| RAW RECORDS |
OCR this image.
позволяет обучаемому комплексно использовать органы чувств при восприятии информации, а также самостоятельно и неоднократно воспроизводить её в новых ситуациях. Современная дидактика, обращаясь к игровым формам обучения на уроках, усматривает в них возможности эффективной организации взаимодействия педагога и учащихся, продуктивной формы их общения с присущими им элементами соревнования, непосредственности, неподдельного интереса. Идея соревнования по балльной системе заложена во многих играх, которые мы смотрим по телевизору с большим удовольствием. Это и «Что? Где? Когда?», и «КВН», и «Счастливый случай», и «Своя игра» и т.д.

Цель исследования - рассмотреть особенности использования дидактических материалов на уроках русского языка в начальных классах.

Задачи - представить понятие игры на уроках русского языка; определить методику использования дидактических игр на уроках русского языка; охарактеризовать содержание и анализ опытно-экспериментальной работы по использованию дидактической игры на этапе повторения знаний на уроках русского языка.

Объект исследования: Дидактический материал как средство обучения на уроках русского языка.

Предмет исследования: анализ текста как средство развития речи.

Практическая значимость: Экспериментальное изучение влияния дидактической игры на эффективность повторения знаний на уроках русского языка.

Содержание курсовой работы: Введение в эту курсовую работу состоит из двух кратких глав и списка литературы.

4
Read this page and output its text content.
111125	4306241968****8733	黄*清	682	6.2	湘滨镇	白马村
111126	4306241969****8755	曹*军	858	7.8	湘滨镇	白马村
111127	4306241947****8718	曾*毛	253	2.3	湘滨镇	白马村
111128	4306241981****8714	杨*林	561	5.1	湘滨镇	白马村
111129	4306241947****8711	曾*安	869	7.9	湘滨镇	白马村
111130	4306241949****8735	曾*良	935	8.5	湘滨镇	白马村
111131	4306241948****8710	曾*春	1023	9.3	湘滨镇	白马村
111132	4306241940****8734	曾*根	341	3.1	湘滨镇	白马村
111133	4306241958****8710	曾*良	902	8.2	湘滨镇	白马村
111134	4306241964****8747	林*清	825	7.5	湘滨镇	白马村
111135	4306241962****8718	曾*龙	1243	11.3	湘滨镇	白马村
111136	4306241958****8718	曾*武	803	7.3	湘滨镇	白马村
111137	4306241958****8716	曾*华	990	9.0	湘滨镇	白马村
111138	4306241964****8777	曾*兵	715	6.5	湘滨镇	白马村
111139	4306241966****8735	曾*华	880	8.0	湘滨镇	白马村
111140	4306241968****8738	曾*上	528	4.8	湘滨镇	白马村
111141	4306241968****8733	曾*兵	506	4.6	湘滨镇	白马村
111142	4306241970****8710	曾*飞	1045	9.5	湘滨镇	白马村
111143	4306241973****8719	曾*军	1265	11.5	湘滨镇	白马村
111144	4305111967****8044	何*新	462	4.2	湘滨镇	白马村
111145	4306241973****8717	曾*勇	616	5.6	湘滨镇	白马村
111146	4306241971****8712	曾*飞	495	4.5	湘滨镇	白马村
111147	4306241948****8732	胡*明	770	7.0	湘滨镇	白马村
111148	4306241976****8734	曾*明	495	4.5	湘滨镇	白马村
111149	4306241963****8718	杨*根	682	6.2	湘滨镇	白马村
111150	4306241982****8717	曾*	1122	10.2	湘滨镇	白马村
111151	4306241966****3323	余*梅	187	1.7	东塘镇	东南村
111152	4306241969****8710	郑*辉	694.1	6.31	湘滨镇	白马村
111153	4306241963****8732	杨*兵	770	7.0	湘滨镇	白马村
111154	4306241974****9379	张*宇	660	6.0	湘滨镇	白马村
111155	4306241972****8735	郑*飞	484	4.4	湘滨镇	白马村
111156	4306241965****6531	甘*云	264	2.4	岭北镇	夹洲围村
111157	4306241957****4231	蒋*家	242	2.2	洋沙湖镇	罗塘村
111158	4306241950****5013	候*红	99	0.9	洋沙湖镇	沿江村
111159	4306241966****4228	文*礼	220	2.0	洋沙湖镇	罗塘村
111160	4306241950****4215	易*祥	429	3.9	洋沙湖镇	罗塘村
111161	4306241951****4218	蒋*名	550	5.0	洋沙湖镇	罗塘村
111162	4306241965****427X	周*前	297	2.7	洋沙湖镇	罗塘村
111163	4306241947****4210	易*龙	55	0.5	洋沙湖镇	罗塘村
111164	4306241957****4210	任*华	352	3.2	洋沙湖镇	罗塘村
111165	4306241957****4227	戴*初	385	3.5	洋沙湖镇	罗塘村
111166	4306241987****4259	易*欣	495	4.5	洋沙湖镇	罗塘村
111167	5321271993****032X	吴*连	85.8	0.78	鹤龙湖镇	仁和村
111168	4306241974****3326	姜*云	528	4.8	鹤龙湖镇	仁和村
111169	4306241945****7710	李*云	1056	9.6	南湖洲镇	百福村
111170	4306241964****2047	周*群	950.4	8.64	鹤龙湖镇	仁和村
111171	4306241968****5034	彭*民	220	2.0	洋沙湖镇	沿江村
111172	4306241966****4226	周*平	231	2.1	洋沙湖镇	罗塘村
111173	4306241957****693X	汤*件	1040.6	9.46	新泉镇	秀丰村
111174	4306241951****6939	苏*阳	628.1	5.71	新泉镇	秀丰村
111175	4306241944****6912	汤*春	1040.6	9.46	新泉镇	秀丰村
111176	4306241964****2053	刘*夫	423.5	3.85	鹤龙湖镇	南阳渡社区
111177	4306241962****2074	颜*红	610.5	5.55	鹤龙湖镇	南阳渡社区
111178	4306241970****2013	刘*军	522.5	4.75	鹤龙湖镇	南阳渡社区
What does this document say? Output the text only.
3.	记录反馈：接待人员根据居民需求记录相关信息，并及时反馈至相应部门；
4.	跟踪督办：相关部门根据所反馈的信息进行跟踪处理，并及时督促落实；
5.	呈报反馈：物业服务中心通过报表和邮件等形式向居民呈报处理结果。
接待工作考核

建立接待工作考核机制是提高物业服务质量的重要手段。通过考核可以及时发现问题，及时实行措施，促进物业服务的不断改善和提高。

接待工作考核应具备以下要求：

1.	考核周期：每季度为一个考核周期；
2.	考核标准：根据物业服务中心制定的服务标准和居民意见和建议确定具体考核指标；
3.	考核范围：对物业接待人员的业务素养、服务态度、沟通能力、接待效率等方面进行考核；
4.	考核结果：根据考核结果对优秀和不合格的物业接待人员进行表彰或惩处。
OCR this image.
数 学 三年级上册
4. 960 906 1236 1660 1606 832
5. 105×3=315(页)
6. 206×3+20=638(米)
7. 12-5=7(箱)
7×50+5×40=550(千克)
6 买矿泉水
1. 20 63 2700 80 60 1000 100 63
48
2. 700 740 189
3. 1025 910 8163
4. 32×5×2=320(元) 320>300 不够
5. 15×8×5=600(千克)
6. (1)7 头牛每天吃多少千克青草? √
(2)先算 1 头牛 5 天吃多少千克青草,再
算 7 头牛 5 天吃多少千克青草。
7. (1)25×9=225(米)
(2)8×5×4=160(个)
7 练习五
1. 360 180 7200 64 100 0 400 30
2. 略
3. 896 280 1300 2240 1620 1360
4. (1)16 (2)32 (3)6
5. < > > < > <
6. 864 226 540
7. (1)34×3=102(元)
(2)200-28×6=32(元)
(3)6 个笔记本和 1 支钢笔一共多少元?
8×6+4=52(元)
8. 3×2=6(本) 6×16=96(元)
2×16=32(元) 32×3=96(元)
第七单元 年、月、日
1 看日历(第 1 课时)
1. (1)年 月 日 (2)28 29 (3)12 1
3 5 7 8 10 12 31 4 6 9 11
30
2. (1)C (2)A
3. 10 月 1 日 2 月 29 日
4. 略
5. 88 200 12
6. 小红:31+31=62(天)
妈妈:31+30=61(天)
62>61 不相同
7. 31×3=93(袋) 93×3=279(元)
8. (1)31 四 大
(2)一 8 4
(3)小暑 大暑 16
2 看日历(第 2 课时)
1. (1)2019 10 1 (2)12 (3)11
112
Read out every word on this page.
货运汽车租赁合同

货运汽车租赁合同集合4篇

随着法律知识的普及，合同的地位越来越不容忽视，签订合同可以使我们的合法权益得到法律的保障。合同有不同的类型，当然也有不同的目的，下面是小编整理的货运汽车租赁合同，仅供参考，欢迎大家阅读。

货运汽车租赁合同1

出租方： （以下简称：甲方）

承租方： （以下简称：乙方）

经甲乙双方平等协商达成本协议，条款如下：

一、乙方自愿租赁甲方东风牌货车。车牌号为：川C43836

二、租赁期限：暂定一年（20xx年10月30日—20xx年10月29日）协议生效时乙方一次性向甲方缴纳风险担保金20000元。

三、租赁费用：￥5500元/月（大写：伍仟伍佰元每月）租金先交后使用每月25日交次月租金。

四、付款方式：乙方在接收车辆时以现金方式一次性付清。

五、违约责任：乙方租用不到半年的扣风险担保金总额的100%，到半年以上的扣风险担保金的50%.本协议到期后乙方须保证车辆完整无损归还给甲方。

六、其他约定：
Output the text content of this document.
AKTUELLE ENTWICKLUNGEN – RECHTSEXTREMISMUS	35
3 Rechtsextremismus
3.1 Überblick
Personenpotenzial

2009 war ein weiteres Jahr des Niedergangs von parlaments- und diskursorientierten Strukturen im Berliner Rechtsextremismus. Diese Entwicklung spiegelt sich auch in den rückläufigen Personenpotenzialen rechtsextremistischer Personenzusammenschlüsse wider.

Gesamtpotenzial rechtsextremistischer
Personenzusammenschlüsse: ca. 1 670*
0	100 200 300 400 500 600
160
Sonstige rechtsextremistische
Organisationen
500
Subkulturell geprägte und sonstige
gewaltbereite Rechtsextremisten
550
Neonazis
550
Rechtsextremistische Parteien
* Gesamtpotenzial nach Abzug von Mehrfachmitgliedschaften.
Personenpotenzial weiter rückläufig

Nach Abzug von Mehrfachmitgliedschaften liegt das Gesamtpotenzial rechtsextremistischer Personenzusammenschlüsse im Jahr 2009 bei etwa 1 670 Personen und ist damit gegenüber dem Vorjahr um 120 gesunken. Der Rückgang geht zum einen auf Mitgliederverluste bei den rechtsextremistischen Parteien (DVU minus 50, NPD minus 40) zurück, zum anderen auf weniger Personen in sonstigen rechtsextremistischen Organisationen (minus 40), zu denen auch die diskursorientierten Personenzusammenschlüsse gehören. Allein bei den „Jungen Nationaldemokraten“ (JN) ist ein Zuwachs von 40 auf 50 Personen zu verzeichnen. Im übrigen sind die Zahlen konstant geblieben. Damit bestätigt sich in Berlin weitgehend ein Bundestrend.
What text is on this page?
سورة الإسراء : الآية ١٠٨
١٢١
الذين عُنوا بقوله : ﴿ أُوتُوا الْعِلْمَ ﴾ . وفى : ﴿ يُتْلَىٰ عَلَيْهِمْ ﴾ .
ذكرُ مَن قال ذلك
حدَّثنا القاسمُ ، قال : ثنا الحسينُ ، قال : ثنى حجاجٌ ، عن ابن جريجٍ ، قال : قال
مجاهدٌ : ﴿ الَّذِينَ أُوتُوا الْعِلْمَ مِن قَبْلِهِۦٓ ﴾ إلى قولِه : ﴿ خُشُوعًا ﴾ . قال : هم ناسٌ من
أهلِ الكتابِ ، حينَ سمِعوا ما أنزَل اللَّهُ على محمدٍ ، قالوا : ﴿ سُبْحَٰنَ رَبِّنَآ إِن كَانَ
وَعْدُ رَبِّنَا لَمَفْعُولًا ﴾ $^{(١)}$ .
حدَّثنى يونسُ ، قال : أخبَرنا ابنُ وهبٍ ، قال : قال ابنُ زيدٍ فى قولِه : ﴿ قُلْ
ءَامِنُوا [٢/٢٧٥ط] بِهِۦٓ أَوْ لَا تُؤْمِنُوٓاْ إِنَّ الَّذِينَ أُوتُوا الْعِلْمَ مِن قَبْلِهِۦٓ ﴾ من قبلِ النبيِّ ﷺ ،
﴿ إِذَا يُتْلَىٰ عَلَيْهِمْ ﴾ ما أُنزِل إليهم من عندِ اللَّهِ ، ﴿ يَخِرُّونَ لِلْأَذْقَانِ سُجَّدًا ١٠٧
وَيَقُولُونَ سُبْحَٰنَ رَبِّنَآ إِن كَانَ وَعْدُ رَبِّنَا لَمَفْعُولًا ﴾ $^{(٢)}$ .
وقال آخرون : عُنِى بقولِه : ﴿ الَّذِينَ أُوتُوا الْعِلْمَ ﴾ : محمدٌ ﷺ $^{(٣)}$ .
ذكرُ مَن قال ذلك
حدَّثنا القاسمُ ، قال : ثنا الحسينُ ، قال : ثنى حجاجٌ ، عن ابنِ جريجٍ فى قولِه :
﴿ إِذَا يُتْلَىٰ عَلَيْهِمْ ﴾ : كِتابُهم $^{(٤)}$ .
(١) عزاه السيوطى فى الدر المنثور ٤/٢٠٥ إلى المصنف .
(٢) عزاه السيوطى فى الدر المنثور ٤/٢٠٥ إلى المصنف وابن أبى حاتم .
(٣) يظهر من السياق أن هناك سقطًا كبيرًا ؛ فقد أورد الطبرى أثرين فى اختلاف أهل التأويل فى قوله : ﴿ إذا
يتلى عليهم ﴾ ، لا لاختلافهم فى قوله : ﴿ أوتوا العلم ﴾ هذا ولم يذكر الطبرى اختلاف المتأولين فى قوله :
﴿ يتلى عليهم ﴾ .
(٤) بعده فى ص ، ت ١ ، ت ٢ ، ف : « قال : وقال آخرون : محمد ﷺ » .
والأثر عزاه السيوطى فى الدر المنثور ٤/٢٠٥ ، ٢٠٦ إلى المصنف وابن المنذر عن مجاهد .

| WHAT THE TASK REQUIRES |
Search the entries for the string "مجاهد" and collect each line that has it.

| WRITTEN RESPONSE |
مجاهدٌ : ﴿ الَّذِينَ أُوتُوا الْعِلْمَ مِن قَبْلِهِۦٓ ﴾ إلى قولِه : ﴿ خُشُوعًا ﴾ . قال : هم ناسٌ من
والأثر عزاه السيوطى فى الدر المنثور ٤/٢٠٥ ، ٢٠٦ إلى المصنف وابن المنذر عن مجاهد .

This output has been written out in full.